PROMPT
Transcribe the material exactly. Images do not belong in the copy.
———
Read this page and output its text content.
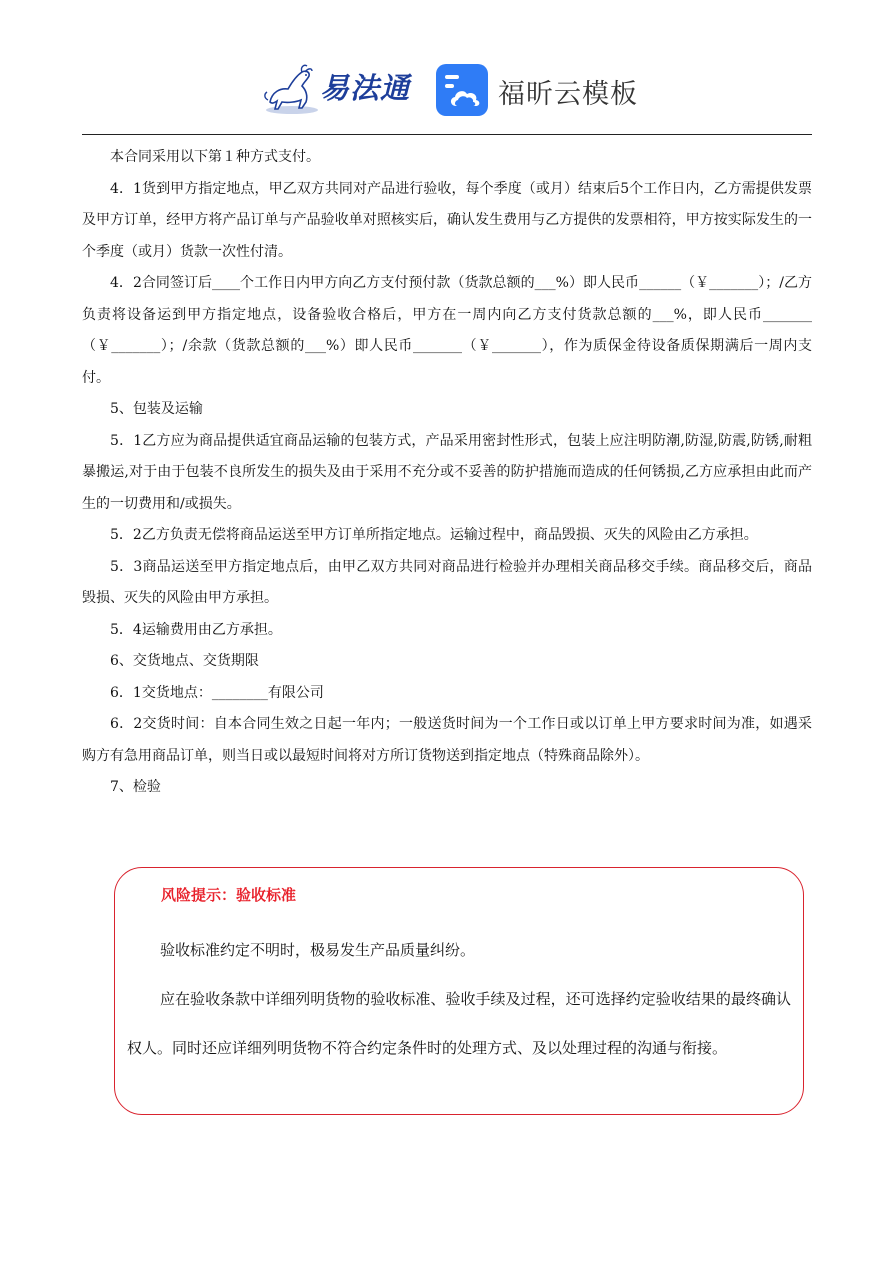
易法通	福昕云模板

本合同采用以下第１种方式支付。

4．1货到甲方指定地点，甲乙双方共同对产品进行验收，每个季度（或月）结束后5个工作日内，乙方需提供发票及甲方订单，经甲方将产品订单与产品验收单对照核实后，确认发生费用与乙方提供的发票相符，甲方按实际发生的一个季度（或月）货款一次性付清。

4．2合同签订后____个工作日内甲方向乙方支付预付款（货款总额的___%）即人民币______（￥_______）；/乙方负责将设备运到甲方指定地点，设备验收合格后，甲方在一周内向乙方支付货款总额的___%，即人民币_______（￥_______）；/余款（货款总额的___%）即人民币_______（￥_______），作为质保金待设备质保期满后一周内支付。

5、包装及运输

5．1乙方应为商品提供适宜商品运输的包装方式，产品采用密封性形式，包装上应注明防潮,防湿,防震,防锈,耐粗暴搬运,对于由于包装不良所发生的损失及由于采用不充分或不妥善的防护措施而造成的任何锈损,乙方应承担由此而产生的一切费用和/或损失。

5．2乙方负责无偿将商品运送至甲方订单所指定地点。运输过程中，商品毁损、灭失的风险由乙方承担。

5．3商品运送至甲方指定地点后，由甲乙双方共同对商品进行检验并办理相关商品移交手续。商品移交后，商品毁损、灭失的风险由甲方承担。

5．4运输费用由乙方承担。

6、交货地点、交货期限

6．1交货地点：________有限公司

6．2交货时间：自本合同生效之日起一年内；一般送货时间为一个工作日或以订单上甲方要求时间为准，如遇采购方有急用商品订单，则当日或以最短时间将对方所订货物送到指定地点（特殊商品除外）。

7、检验

风险提示：验收标准

验收标准约定不明时，极易发生产品质量纠纷。

应在验收条款中详细列明货物的验收标准、验收手续及过程，还可选择约定验收结果的最终确认权人。同时还应详细列明货物不符合约定条件时的处理方式、及以处理过程的沟通与衔接。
———
TASK RESULT
Read this page and output its text content.
易法通	福昕云模板

本合同采用以下第１种方式支付。

4．1货到甲方指定地点，甲乙双方共同对产品进行验收，每个季度（或月）结束后5个工作日内，乙方需提供发票及甲方订单，经甲方将产品订单与产品验收单对照核实后，确认发生费用与乙方提供的发票相符，甲方按实际发生的一个季度（或月）货款一次性付清。

4．2合同签订后____个工作日内甲方向乙方支付预付款（货款总额的___%）即人民币______（￥_______）；/乙方负责将设备运到甲方指定地点，设备验收合格后，甲方在一周内向乙方支付货款总额的___%，即人民币_______（￥_______）；/余款（货款总额的___%）即人民币_______（￥_______），作为质保金待设备质保期满后一周内支付。

5、包装及运输

5．1乙方应为商品提供适宜商品运输的包装方式，产品采用密封性形式，包装上应注明防潮,防湿,防震,防锈,耐粗暴搬运,对于由于包装不良所发生的损失及由于采用不充分或不妥善的防护措施而造成的任何锈损,乙方应承担由此而产生的一切费用和/或损失。

5．2乙方负责无偿将商品运送至甲方订单所指定地点。运输过程中，商品毁损、灭失的风险由乙方承担。

5．3商品运送至甲方指定地点后，由甲乙双方共同对商品进行检验并办理相关商品移交手续。商品移交后，商品毁损、灭失的风险由甲方承担。

5．4运输费用由乙方承担。

6、交货地点、交货期限

6．1交货地点：________有限公司

6．2交货时间：自本合同生效之日起一年内；一般送货时间为一个工作日或以订单上甲方要求时间为准，如遇采购方有急用商品订单，则当日或以最短时间将对方所订货物送到指定地点（特殊商品除外）。

7、检验

风险提示：验收标准

验收标准约定不明时，极易发生产品质量纠纷。

应在验收条款中详细列明货物的验收标准、验收手续及过程，还可选择约定验收结果的最终确认权人。同时还应详细列明货物不符合约定条件时的处理方式、及以处理过程的沟通与衔接。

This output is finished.